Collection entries
## Start
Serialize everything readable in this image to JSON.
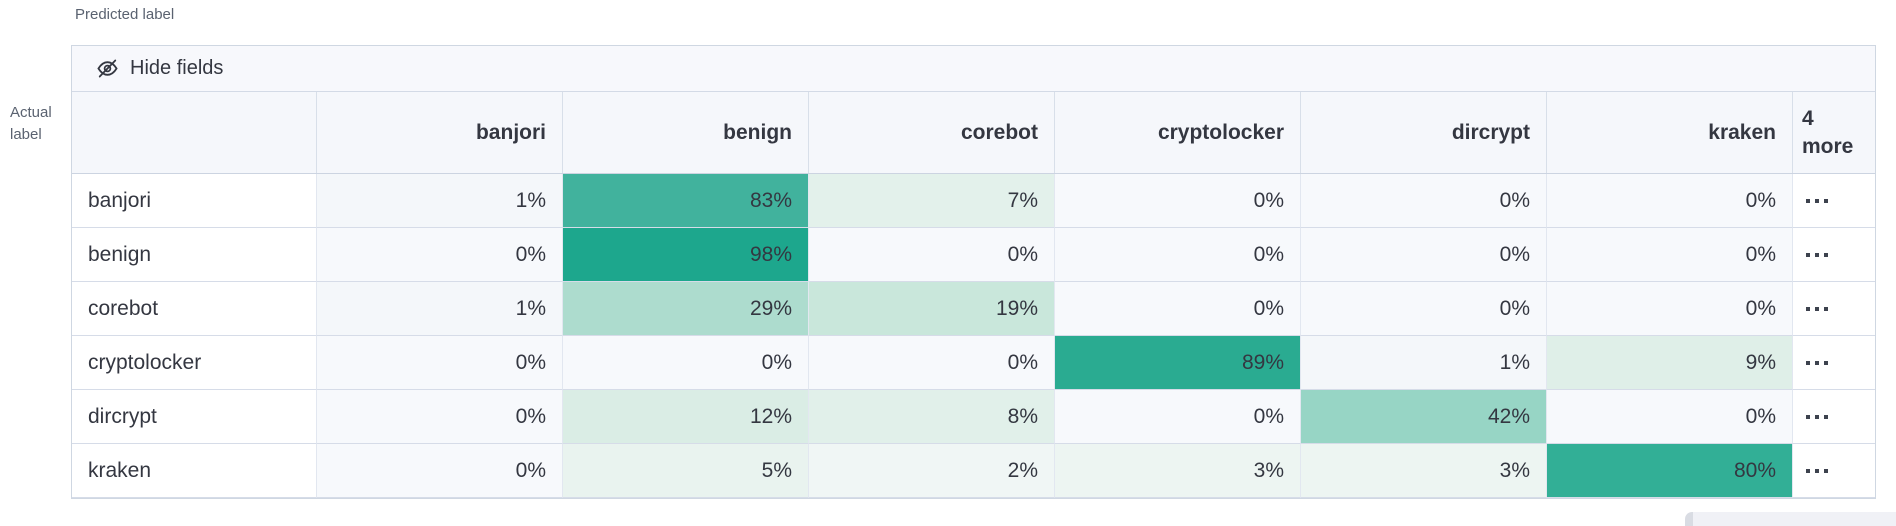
{
  "axes": {
    "predicted": "Predicted label",
    "actual_line1": "Actual",
    "actual_line2": "label"
  },
  "toolbar": {
    "hide_fields_label": "Hide fields",
    "icon": "eye-closed-icon"
  },
  "header": {
    "columns": [
      "banjori",
      "benign",
      "corebot",
      "cryptolocker",
      "dircrypt",
      "kraken"
    ],
    "more_line1": "4",
    "more_line2": "more"
  },
  "matrix": {
    "rows": [
      {
        "label": "banjori",
        "cells": [
          {
            "text": "1%",
            "bg": "#f4f7fa"
          },
          {
            "text": "83%",
            "bg": "#41b29d"
          },
          {
            "text": "7%",
            "bg": "#e3f1eb"
          },
          {
            "text": "0%",
            "bg": "#f7f9fc"
          },
          {
            "text": "0%",
            "bg": "#f7f9fc"
          },
          {
            "text": "0%",
            "bg": "#f7f9fc"
          }
        ]
      },
      {
        "label": "benign",
        "cells": [
          {
            "text": "0%",
            "bg": "#f7f9fc"
          },
          {
            "text": "98%",
            "bg": "#1da78d"
          },
          {
            "text": "0%",
            "bg": "#f7f9fc"
          },
          {
            "text": "0%",
            "bg": "#f7f9fc"
          },
          {
            "text": "0%",
            "bg": "#f7f9fc"
          },
          {
            "text": "0%",
            "bg": "#f7f9fc"
          }
        ]
      },
      {
        "label": "corebot",
        "cells": [
          {
            "text": "1%",
            "bg": "#f4f7fa"
          },
          {
            "text": "29%",
            "bg": "#addcce"
          },
          {
            "text": "19%",
            "bg": "#c9e7db"
          },
          {
            "text": "0%",
            "bg": "#f7f9fc"
          },
          {
            "text": "0%",
            "bg": "#f7f9fc"
          },
          {
            "text": "0%",
            "bg": "#f7f9fc"
          }
        ]
      },
      {
        "label": "cryptolocker",
        "cells": [
          {
            "text": "0%",
            "bg": "#f7f9fc"
          },
          {
            "text": "0%",
            "bg": "#f7f9fc"
          },
          {
            "text": "0%",
            "bg": "#f7f9fc"
          },
          {
            "text": "89%",
            "bg": "#2aab91"
          },
          {
            "text": "1%",
            "bg": "#f4f7fa"
          },
          {
            "text": "9%",
            "bg": "#dfefe8"
          }
        ]
      },
      {
        "label": "dircrypt",
        "cells": [
          {
            "text": "0%",
            "bg": "#f7f9fc"
          },
          {
            "text": "12%",
            "bg": "#daede5"
          },
          {
            "text": "8%",
            "bg": "#e1f0ea"
          },
          {
            "text": "0%",
            "bg": "#f7f9fc"
          },
          {
            "text": "42%",
            "bg": "#97d5c5"
          },
          {
            "text": "0%",
            "bg": "#f7f9fc"
          }
        ]
      },
      {
        "label": "kraken",
        "cells": [
          {
            "text": "0%",
            "bg": "#f7f9fc"
          },
          {
            "text": "5%",
            "bg": "#e9f3ef"
          },
          {
            "text": "2%",
            "bg": "#f0f6f5"
          },
          {
            "text": "3%",
            "bg": "#edf5f2"
          },
          {
            "text": "3%",
            "bg": "#edf5f2"
          },
          {
            "text": "80%",
            "bg": "#32af96"
          }
        ]
      }
    ],
    "hidden_columns_icon": "boxes-horizontal-icon"
  },
  "colors": {
    "accent_teal": "#54b399",
    "grid_border": "#d3dae6",
    "header_bg": "#f5f7fb",
    "toolbar_bg": "#f7f8fc",
    "text": "#343741",
    "axis_text": "#5a6270"
  }
}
## End
Return the material exactly as given, apart from the pictures.

Serialize everything readable in this image to JSON.
{
  "axes": {
    "predicted": "Predicted label",
    "actual_line1": "Actual",
    "actual_line2": "label"
  },
  "toolbar": {
    "hide_fields_label": "Hide fields",
    "icon": "eye-closed-icon"
  },
  "header": {
    "columns": [
      "banjori",
      "benign",
      "corebot",
      "cryptolocker",
      "dircrypt",
      "kraken"
    ],
    "more_line1": "4",
    "more_line2": "more"
  },
  "matrix": {
    "rows": [
      {
        "label": "banjori",
        "cells": [
          {
            "text": "1%",
            "bg": "#f4f7fa"
          },
          {
            "text": "83%",
            "bg": "#41b29d"
          },
          {
            "text": "7%",
            "bg": "#e3f1eb"
          },
          {
            "text": "0%",
            "bg": "#f7f9fc"
          },
          {
            "text": "0%",
            "bg": "#f7f9fc"
          },
          {
            "text": "0%",
            "bg": "#f7f9fc"
          }
        ]
      },
      {
        "label": "benign",
        "cells": [
          {
            "text": "0%",
            "bg": "#f7f9fc"
          },
          {
            "text": "98%",
            "bg": "#1da78d"
          },
          {
            "text": "0%",
            "bg": "#f7f9fc"
          },
          {
            "text": "0%",
            "bg": "#f7f9fc"
          },
          {
            "text": "0%",
            "bg": "#f7f9fc"
          },
          {
            "text": "0%",
            "bg": "#f7f9fc"
          }
        ]
      },
      {
        "label": "corebot",
        "cells": [
          {
            "text": "1%",
            "bg": "#f4f7fa"
          },
          {
            "text": "29%",
            "bg": "#addcce"
          },
          {
            "text": "19%",
            "bg": "#c9e7db"
          },
          {
            "text": "0%",
            "bg": "#f7f9fc"
          },
          {
            "text": "0%",
            "bg": "#f7f9fc"
          },
          {
            "text": "0%",
            "bg": "#f7f9fc"
          }
        ]
      },
      {
        "label": "cryptolocker",
        "cells": [
          {
            "text": "0%",
            "bg": "#f7f9fc"
          },
          {
            "text": "0%",
            "bg": "#f7f9fc"
          },
          {
            "text": "0%",
            "bg": "#f7f9fc"
          },
          {
            "text": "89%",
            "bg": "#2aab91"
          },
          {
            "text": "1%",
            "bg": "#f4f7fa"
          },
          {
            "text": "9%",
            "bg": "#dfefe8"
          }
        ]
      },
      {
        "label": "dircrypt",
        "cells": [
          {
            "text": "0%",
            "bg": "#f7f9fc"
          },
          {
            "text": "12%",
            "bg": "#daede5"
          },
          {
            "text": "8%",
            "bg": "#e1f0ea"
          },
          {
            "text": "0%",
            "bg": "#f7f9fc"
          },
          {
            "text": "42%",
            "bg": "#97d5c5"
          },
          {
            "text": "0%",
            "bg": "#f7f9fc"
          }
        ]
      },
      {
        "label": "kraken",
        "cells": [
          {
            "text": "0%",
            "bg": "#f7f9fc"
          },
          {
            "text": "5%",
            "bg": "#e9f3ef"
          },
          {
            "text": "2%",
            "bg": "#f0f6f5"
          },
          {
            "text": "3%",
            "bg": "#edf5f2"
          },
          {
            "text": "3%",
            "bg": "#edf5f2"
          },
          {
            "text": "80%",
            "bg": "#32af96"
          }
        ]
      }
    ],
    "hidden_columns_icon": "boxes-horizontal-icon"
  },
  "colors": {
    "accent_teal": "#54b399",
    "grid_border": "#d3dae6",
    "header_bg": "#f5f7fb",
    "toolbar_bg": "#f7f8fc",
    "text": "#343741",
    "axis_text": "#5a6270"
  }
}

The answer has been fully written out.